--- BEGIN ---

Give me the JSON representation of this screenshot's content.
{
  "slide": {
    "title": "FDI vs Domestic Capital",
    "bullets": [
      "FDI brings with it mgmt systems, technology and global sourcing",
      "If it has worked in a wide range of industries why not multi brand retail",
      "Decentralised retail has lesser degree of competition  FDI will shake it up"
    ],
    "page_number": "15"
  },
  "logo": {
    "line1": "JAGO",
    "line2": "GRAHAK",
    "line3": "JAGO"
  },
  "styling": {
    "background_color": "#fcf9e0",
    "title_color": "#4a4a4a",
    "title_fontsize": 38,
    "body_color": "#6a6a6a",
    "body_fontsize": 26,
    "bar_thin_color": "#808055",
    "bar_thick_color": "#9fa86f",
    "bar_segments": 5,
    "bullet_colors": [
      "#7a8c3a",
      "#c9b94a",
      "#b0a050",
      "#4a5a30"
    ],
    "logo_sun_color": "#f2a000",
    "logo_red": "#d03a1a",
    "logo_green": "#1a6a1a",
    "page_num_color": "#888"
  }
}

--- END ---

- What you have to do
Pick out and copy the lines of the material that include the word "retail".

- Result of the task
      "If it has worked in a wide range of industries why not multi brand retail",
      "Decentralised retail has lesser degree of competition  FDI will shake it up"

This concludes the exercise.